## PROVIDED INFORMATION
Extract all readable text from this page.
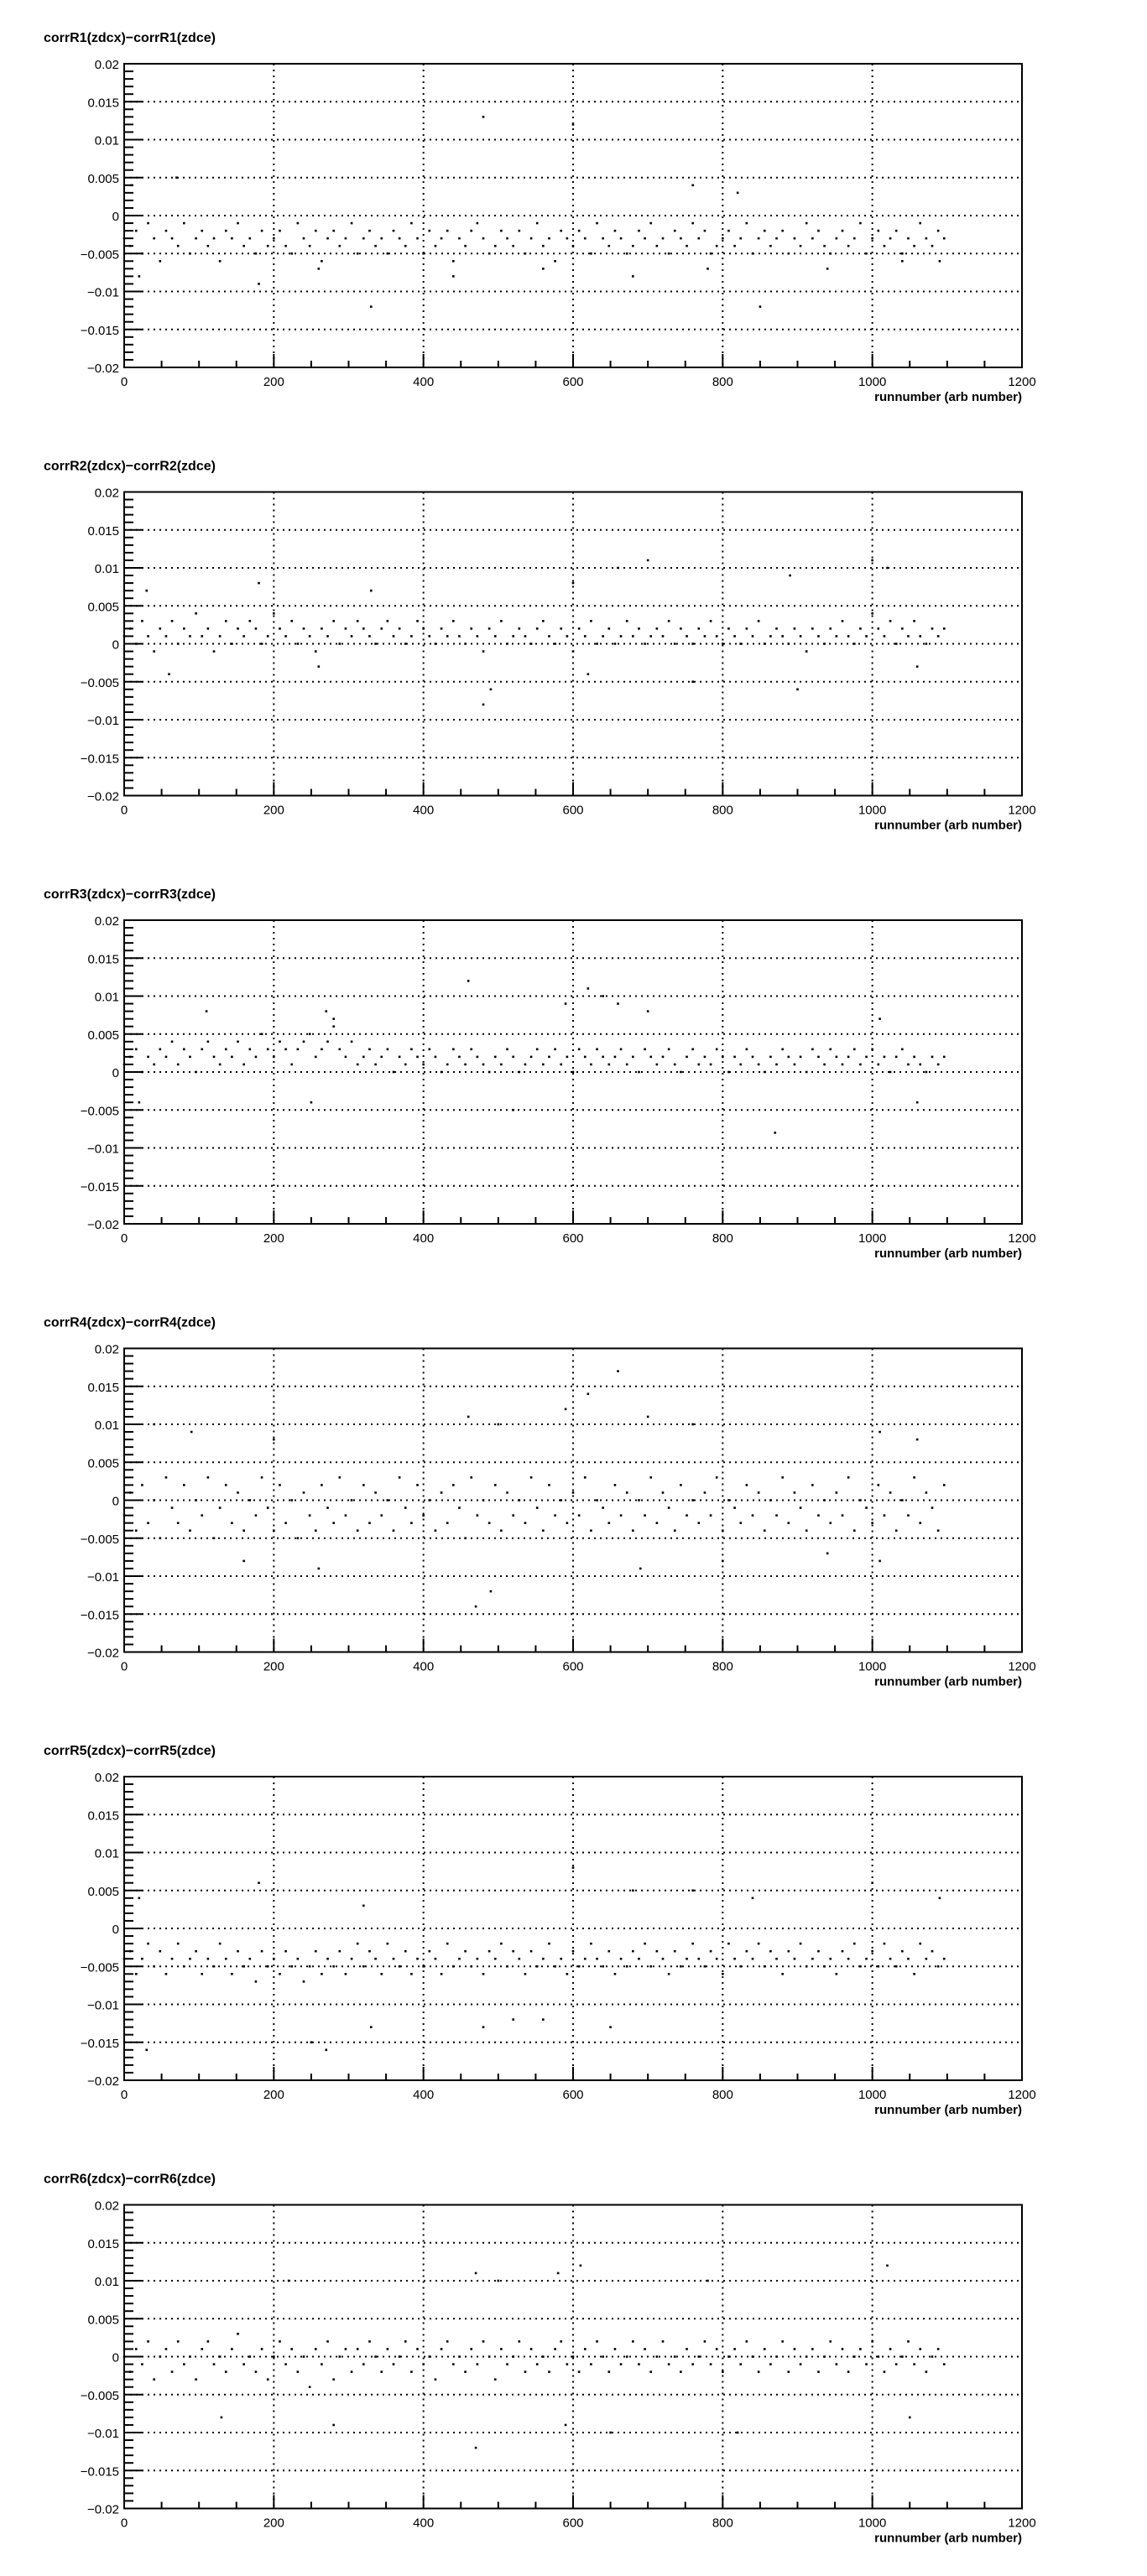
corrR1(zdcx)−corrR1(zdce)
−0.02
−0.015
−0.01
−0.005
0
0.005
0.01
0.015
0.02
0	200	400	600	800	1000	1200
runnumber (arb number)
corrR2(zdcx)−corrR2(zdce)
−0.02
−0.015
−0.01
−0.005
0
0.005
0.01
0.015
0.02
0	200	400	600	800	1000	1200
runnumber (arb number)
corrR3(zdcx)−corrR3(zdce)
−0.02
−0.015
−0.01
−0.005
0
0.005
0.01
0.015
0.02
0	200	400	600	800	1000	1200
runnumber (arb number)
corrR4(zdcx)−corrR4(zdce)
−0.02
−0.015
−0.01
−0.005
0
0.005
0.01
0.015
0.02
0	200	400	600	800	1000	1200
runnumber (arb number)
corrR5(zdcx)−corrR5(zdce)
−0.02
−0.015
−0.01
−0.005
0
0.005
0.01
0.015
0.02
0	200	400	600	800	1000	1200
runnumber (arb number)
corrR6(zdcx)−corrR6(zdce)
−0.02
−0.015
−0.01
−0.005
0
0.005
0.01
0.015
0.02
0	200	400	600	800	1000	1200
runnumber (arb number)
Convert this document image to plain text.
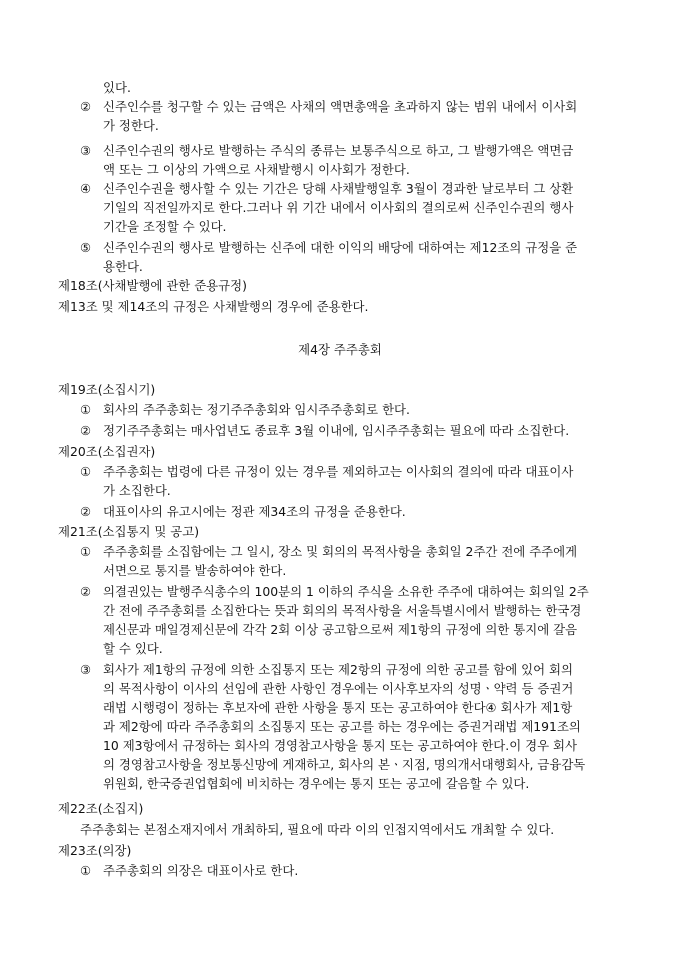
있다.
② 신주인수를 청구할 수 있는 금액은 사채의 액면총액을 초과하지 않는 범위 내에서 이사회
가 정한다.
③ 신주인수권의 행사로 발행하는 주식의 종류는 보통주식으로 하고, 그 발행가액은 액면금
액 또는 그 이상의 가액으로 사채발행시 이사회가 정한다.
④ 신주인수권을 행사할 수 있는 기간은 당해 사채발행일후 3월이 경과한 날로부터 그 상환
기일의 직전일까지로 한다.그러나 위 기간 내에서 이사회의 결의로써 신주인수권의 행사
기간을 조정할 수 있다.
⑤ 신주인수권의 행사로 발행하는 신주에 대한 이익의 배당에 대하여는 제12조의 규정을 준
용한다.
제18조(사채발행에 관한 준용규정)
제13조 및 제14조의 규정은 사채발행의 경우에 준용한다.
제4장 주주총회
제19조(소집시기)
① 회사의 주주총회는 정기주주총회와 임시주주총회로 한다.
② 정기주주총회는 매사업년도 종료후 3월 이내에, 임시주주총회는 필요에 따라 소집한다.
제20조(소집권자)
① 주주총회는 법령에 다른 규정이 있는 경우를 제외하고는 이사회의 결의에 따라 대표이사
가 소집한다.
② 대표이사의 유고시에는 정관 제34조의 규정을 준용한다.
제21조(소집통지 및 공고)
① 주주총회를 소집함에는 그 일시, 장소 및 회의의 목적사항을 총회일 2주간 전에 주주에게
서면으로 통지를 발송하여야 한다.
② 의결권있는 발행주식총수의 100분의 1 이하의 주식을 소유한 주주에 대하여는 회의일 2주
간 전에 주주총회를 소집한다는 뜻과 회의의 목적사항을 서울특별시에서 발행하는 한국경
제신문과 매일경제신문에 각각 2회 이상 공고함으로써 제1항의 규정에 의한 통지에 갈음
할 수 있다.
③ 회사가 제1항의 규정에 의한 소집통지 또는 제2항의 규정에 의한 공고를 함에 있어 회의
의 목적사항이 이사의 선임에 관한 사항인 경우에는 이사후보자의 성명ㆍ약력 등 증권거
래법 시행령이 정하는 후보자에 관한 사항을 통지 또는 공고하여야 한다④ 회사가 제1항
과 제2항에 따라 주주총회의 소집통지 또는 공고를 하는 경우에는 증권거래법 제191조의
10 제3항에서 규정하는 회사의 경영참고사항을 통지 또는 공고하여야 한다.이 경우 회사
의 경영참고사항을 정보통신망에 게재하고, 회사의 본ㆍ지점, 명의개서대행회사, 금융감독
위원회, 한국증권업협회에 비치하는 경우에는 통지 또는 공고에 갈음할 수 있다.
제22조(소집지)
주주총회는 본점소재지에서 개최하되, 필요에 따라 이의 인접지역에서도 개최할 수 있다.
제23조(의장)
① 주주총회의 의장은 대표이사로 한다.
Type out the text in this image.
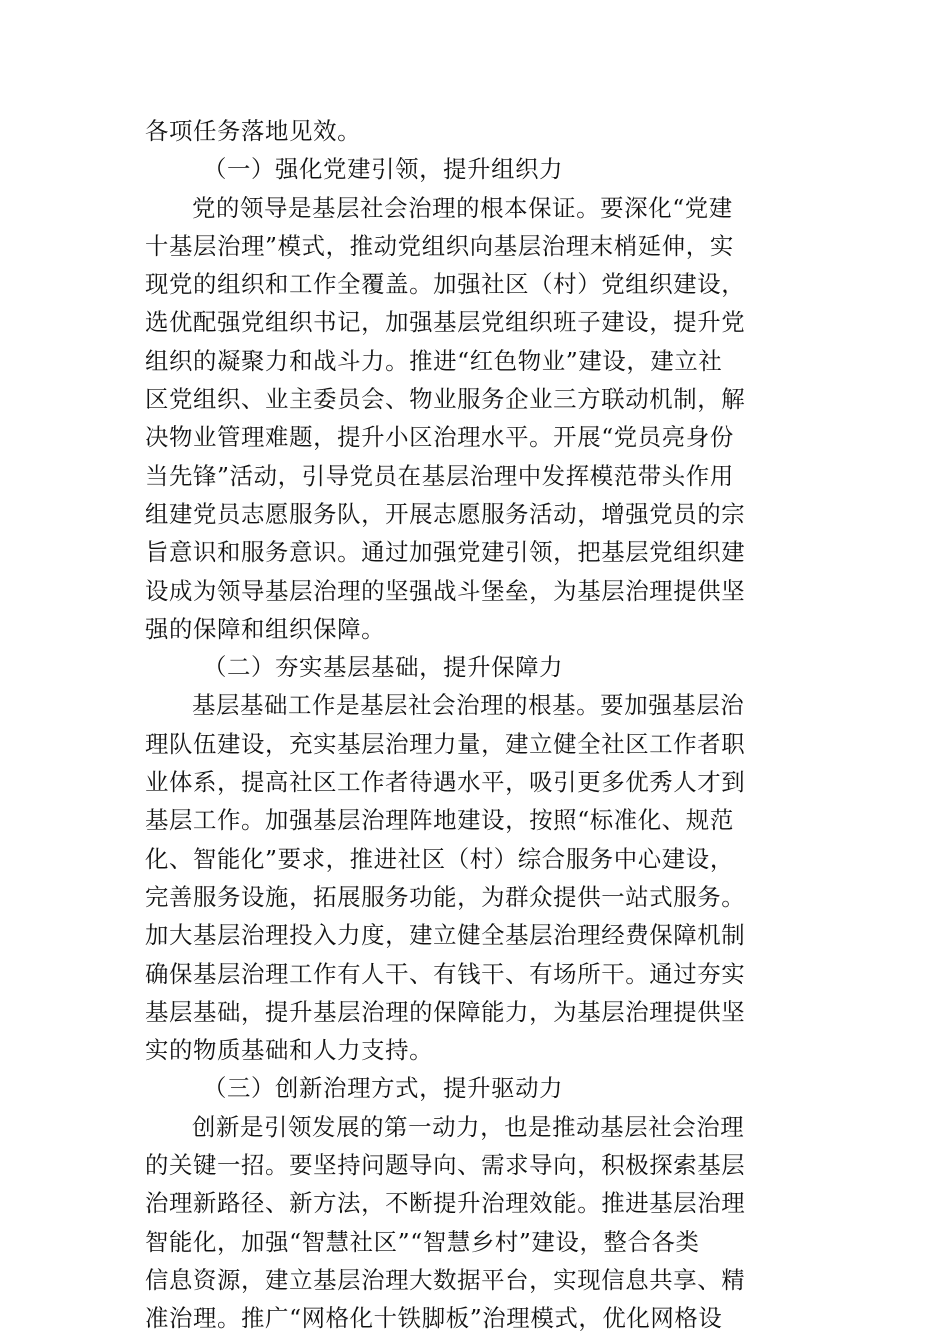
各项任务落地见效。
（一）强化党建引领，提升组织力
党的领导是基层社会治理的根本保证。要深化“党建
十基层治理”模式，推动党组织向基层治理末梢延伸，实
现党的组织和工作全覆盖。加强社区（村）党组织建设，
选优配强党组织书记，加强基层党组织班子建设，提升党
组织的凝聚力和战斗力。推进“红色物业”建设，建立社
区党组织、业主委员会、物业服务企业三方联动机制，解
决物业管理难题，提升小区治理水平。开展“党员亮身份
当先锋”活动，引导党员在基层治理中发挥模范带头作用
组建党员志愿服务队，开展志愿服务活动，增强党员的宗
旨意识和服务意识。通过加强党建引领，把基层党组织建
设成为领导基层治理的坚强战斗堡垒，为基层治理提供坚
强的保障和组织保障。
（二）夯实基层基础，提升保障力
基层基础工作是基层社会治理的根基。要加强基层治
理队伍建设，充实基层治理力量，建立健全社区工作者职
业体系，提高社区工作者待遇水平，吸引更多优秀人才到
基层工作。加强基层治理阵地建设，按照“标准化、规范
化、智能化”要求，推进社区（村）综合服务中心建设，
完善服务设施，拓展服务功能，为群众提供一站式服务。
加大基层治理投入力度，建立健全基层治理经费保障机制
确保基层治理工作有人干、有钱干、有场所干。通过夯实
基层基础，提升基层治理的保障能力，为基层治理提供坚
实的物质基础和人力支持。
（三）创新治理方式，提升驱动力
创新是引领发展的第一动力，也是推动基层社会治理
的关键一招。要坚持问题导向、需求导向，积极探索基层
治理新路径、新方法，不断提升治理效能。推进基层治理
智能化，加强“智慧社区”“智慧乡村”建设，整合各类
信息资源，建立基层治理大数据平台，实现信息共享、精
准治理。推广“网格化十铁脚板”治理模式，优化网格设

## YOUR TASK
State the number of lines in the data that include the string "이사회의", and add nothing else.

## IN RESPONSE
2